Task prompt:
Extract every record, exactly as written, and ignore the pictures.

[start Dataset extract]

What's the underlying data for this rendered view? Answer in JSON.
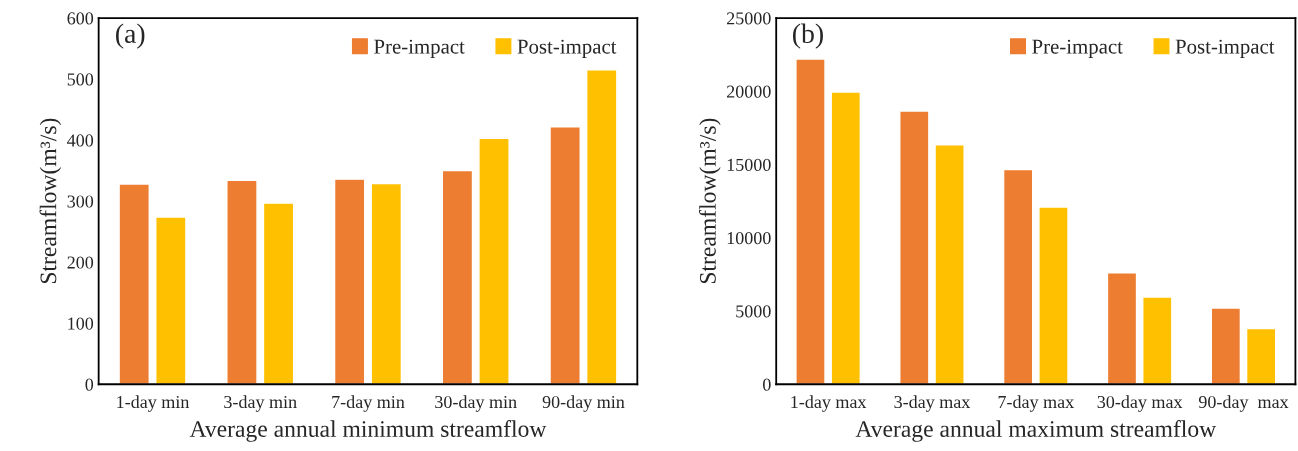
{
  "chart_data": [
    {
      "type": "bar",
      "categories": [
        "1-day min",
        "3-day min",
        "7-day min",
        "30-day min",
        "90-day min"
      ],
      "series": [
        {
          "name": "Pre-impact",
          "color": "#ed7d31",
          "values": [
            328,
            334,
            336,
            350,
            422
          ]
        },
        {
          "name": "Post-impact",
          "color": "#ffc000",
          "values": [
            274,
            297,
            329,
            403,
            515
          ]
        }
      ],
      "xlabel": "Average annual minimum streamflow",
      "ylabel": "Streamflow(m³/s)",
      "annotations": [
        "(a)"
      ],
      "ylim": [
        0,
        600
      ],
      "yticks": [
        0,
        100,
        200,
        300,
        400,
        500,
        600
      ],
      "legend": "top right",
      "grid": false
    },
    {
      "type": "bar",
      "categories": [
        "1-day max",
        "3-day max",
        "7-day max",
        "30-day max",
        "90-day  max"
      ],
      "series": [
        {
          "name": "Pre-impact",
          "color": "#ed7d31",
          "values": [
            22200,
            18650,
            14650,
            7600,
            5200
          ]
        },
        {
          "name": "Post-impact",
          "color": "#ffc000",
          "values": [
            19950,
            16350,
            12100,
            5950,
            3800
          ]
        }
      ],
      "xlabel": "Average annual maximum streamflow",
      "ylabel": "Streamflow(m³/s)",
      "annotations": [
        "(b)"
      ],
      "ylim": [
        0,
        25000
      ],
      "yticks": [
        0,
        5000,
        10000,
        15000,
        20000,
        25000
      ],
      "legend": "top right",
      "grid": false
    }
  ]
}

[end Dataset extract]

Correct response:
What's the underlying data for this rendered view? Answer in JSON.
{
  "chart_data": [
    {
      "type": "bar",
      "categories": [
        "1-day min",
        "3-day min",
        "7-day min",
        "30-day min",
        "90-day min"
      ],
      "series": [
        {
          "name": "Pre-impact",
          "color": "#ed7d31",
          "values": [
            328,
            334,
            336,
            350,
            422
          ]
        },
        {
          "name": "Post-impact",
          "color": "#ffc000",
          "values": [
            274,
            297,
            329,
            403,
            515
          ]
        }
      ],
      "xlabel": "Average annual minimum streamflow",
      "ylabel": "Streamflow(m³/s)",
      "annotations": [
        "(a)"
      ],
      "ylim": [
        0,
        600
      ],
      "yticks": [
        0,
        100,
        200,
        300,
        400,
        500,
        600
      ],
      "legend": "top right",
      "grid": false
    },
    {
      "type": "bar",
      "categories": [
        "1-day max",
        "3-day max",
        "7-day max",
        "30-day max",
        "90-day  max"
      ],
      "series": [
        {
          "name": "Pre-impact",
          "color": "#ed7d31",
          "values": [
            22200,
            18650,
            14650,
            7600,
            5200
          ]
        },
        {
          "name": "Post-impact",
          "color": "#ffc000",
          "values": [
            19950,
            16350,
            12100,
            5950,
            3800
          ]
        }
      ],
      "xlabel": "Average annual maximum streamflow",
      "ylabel": "Streamflow(m³/s)",
      "annotations": [
        "(b)"
      ],
      "ylim": [
        0,
        25000
      ],
      "yticks": [
        0,
        5000,
        10000,
        15000,
        20000,
        25000
      ],
      "legend": "top right",
      "grid": false
    }
  ]
}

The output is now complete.